Material to process —
<<<<
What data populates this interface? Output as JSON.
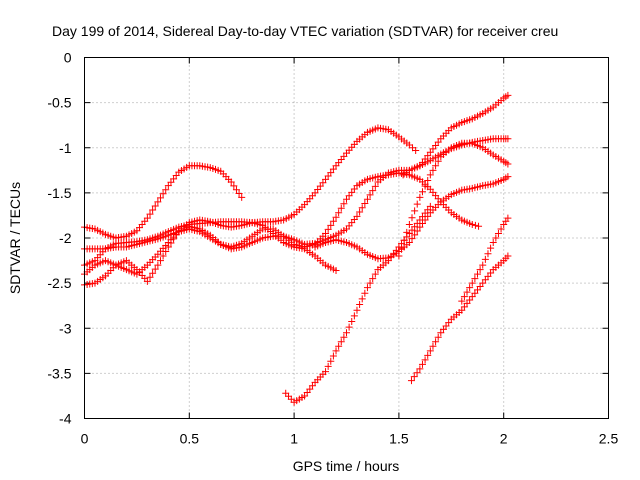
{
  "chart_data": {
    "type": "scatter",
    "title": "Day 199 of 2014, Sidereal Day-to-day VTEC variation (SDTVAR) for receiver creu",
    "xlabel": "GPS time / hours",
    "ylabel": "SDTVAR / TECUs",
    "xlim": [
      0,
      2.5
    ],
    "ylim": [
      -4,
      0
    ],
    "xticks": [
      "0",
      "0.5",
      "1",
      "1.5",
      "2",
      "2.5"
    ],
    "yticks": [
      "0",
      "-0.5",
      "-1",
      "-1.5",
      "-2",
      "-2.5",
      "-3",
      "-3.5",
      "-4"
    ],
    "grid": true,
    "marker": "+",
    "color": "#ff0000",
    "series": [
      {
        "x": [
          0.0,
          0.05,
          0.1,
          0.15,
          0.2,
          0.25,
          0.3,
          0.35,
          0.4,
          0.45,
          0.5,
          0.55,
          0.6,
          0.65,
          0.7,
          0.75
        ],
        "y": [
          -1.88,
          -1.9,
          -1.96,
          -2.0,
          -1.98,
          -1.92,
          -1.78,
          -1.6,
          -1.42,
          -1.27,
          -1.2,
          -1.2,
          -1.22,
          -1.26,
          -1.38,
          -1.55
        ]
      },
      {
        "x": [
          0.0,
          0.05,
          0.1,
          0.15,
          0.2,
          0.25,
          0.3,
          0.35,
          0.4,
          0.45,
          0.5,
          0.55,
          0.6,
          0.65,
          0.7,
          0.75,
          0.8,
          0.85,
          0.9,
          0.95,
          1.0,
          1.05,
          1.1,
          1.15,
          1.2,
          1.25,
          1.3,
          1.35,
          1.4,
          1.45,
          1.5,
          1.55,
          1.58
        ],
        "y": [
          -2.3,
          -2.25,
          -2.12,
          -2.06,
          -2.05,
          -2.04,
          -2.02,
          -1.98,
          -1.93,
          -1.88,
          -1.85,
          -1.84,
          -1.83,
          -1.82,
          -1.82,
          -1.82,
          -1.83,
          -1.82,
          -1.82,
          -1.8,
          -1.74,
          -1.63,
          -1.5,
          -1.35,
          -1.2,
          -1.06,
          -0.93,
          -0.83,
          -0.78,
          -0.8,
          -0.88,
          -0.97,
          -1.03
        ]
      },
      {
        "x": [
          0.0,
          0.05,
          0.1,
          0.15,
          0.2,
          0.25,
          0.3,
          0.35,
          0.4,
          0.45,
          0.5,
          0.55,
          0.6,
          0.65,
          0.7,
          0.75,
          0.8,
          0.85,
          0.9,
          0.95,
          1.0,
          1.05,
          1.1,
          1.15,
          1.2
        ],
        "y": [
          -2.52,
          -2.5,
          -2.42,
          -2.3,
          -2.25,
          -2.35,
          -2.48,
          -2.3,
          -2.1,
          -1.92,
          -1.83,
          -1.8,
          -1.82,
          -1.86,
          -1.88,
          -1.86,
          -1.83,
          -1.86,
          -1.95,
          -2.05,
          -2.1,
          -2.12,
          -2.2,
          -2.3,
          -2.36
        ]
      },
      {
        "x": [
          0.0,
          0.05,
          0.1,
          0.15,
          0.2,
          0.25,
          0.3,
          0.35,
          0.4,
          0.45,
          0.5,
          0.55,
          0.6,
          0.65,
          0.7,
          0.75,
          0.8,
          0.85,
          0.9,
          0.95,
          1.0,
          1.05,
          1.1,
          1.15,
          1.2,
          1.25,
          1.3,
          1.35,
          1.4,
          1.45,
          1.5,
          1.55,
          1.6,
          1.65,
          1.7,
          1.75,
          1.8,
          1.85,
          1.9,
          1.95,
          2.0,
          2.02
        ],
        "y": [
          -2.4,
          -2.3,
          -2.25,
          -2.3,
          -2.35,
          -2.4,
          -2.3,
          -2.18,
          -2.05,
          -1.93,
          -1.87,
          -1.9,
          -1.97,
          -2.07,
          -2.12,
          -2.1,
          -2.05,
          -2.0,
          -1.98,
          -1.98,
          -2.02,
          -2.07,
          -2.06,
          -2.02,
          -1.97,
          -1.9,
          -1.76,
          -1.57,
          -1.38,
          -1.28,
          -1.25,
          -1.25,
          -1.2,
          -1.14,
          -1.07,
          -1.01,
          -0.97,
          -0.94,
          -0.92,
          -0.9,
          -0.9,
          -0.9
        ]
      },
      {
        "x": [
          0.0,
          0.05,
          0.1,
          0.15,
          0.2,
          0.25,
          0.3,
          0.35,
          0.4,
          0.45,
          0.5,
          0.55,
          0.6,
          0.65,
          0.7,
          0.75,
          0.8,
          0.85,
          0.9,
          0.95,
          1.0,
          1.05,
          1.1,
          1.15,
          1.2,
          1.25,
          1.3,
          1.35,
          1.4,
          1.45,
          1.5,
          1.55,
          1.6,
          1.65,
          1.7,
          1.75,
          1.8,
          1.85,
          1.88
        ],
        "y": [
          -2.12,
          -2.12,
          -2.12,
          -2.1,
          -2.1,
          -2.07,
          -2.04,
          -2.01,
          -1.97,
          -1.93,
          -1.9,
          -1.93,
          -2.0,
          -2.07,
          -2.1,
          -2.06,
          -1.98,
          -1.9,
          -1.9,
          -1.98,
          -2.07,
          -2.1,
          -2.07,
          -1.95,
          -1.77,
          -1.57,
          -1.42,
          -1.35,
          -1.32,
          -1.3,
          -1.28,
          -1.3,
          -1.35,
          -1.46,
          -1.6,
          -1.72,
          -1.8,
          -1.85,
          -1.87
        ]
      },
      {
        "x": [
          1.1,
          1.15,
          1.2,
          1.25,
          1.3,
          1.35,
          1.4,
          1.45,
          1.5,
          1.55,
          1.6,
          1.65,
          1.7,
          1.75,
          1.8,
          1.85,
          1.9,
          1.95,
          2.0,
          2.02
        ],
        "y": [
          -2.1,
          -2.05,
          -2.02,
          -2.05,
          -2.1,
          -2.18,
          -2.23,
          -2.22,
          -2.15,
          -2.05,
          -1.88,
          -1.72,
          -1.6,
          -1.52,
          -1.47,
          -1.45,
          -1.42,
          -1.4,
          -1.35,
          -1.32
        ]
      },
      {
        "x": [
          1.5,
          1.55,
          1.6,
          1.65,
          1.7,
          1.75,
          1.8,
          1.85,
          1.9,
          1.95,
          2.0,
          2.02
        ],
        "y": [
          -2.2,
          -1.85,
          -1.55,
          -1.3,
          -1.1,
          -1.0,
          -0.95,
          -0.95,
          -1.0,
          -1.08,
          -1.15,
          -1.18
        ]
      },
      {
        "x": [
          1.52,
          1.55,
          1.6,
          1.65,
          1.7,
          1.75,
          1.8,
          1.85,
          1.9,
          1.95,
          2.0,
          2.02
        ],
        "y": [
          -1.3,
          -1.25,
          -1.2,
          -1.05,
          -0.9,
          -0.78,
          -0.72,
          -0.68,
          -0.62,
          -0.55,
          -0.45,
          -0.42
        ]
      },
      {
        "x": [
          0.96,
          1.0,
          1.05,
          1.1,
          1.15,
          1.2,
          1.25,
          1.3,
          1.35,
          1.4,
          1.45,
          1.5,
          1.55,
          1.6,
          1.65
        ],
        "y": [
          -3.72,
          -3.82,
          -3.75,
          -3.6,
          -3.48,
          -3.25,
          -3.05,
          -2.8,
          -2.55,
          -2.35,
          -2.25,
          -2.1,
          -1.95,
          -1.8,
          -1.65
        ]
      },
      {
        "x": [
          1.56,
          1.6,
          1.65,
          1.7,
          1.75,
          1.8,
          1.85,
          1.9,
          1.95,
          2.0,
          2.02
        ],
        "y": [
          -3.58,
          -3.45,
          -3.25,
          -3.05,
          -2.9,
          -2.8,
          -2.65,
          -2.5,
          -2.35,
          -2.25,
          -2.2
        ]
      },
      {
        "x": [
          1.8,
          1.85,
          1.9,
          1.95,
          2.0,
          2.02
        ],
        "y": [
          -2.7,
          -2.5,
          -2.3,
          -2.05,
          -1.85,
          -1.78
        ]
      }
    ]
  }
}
>>>>
What the task asks —
Report all lines of the material that contain the word "SDTVAR".

Task result —
    "title": "Day 199 of 2014, Sidereal Day-to-day VTEC variation (SDTVAR) for receiver creu",
    "ylabel": "SDTVAR / TECUs",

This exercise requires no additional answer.